Stored records

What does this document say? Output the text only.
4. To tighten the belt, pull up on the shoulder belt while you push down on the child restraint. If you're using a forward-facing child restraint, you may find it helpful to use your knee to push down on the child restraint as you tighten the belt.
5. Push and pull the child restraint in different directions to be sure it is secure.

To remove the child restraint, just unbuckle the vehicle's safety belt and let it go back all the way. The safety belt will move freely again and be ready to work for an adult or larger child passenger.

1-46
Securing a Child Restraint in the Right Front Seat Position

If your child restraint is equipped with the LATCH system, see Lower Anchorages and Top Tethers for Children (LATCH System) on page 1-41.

Your goal:
Extract the complete set of records unchanged.

Response:
What does this document say? Output the text only.
4. To tighten the belt, pull up on the shoulder belt while you push down on the child restraint. If you're using a forward-facing child restraint, you may find it helpful to use your knee to push down on the child restraint as you tighten the belt.
5. Push and pull the child restraint in different directions to be sure it is secure.

To remove the child restraint, just unbuckle the vehicle's safety belt and let it go back all the way. The safety belt will move freely again and be ready to work for an adult or larger child passenger.

1-46
Securing a Child Restraint in the Right Front Seat Position

If your child restraint is equipped with the LATCH system, see Lower Anchorages and Top Tethers for Children (LATCH System) on page 1-41.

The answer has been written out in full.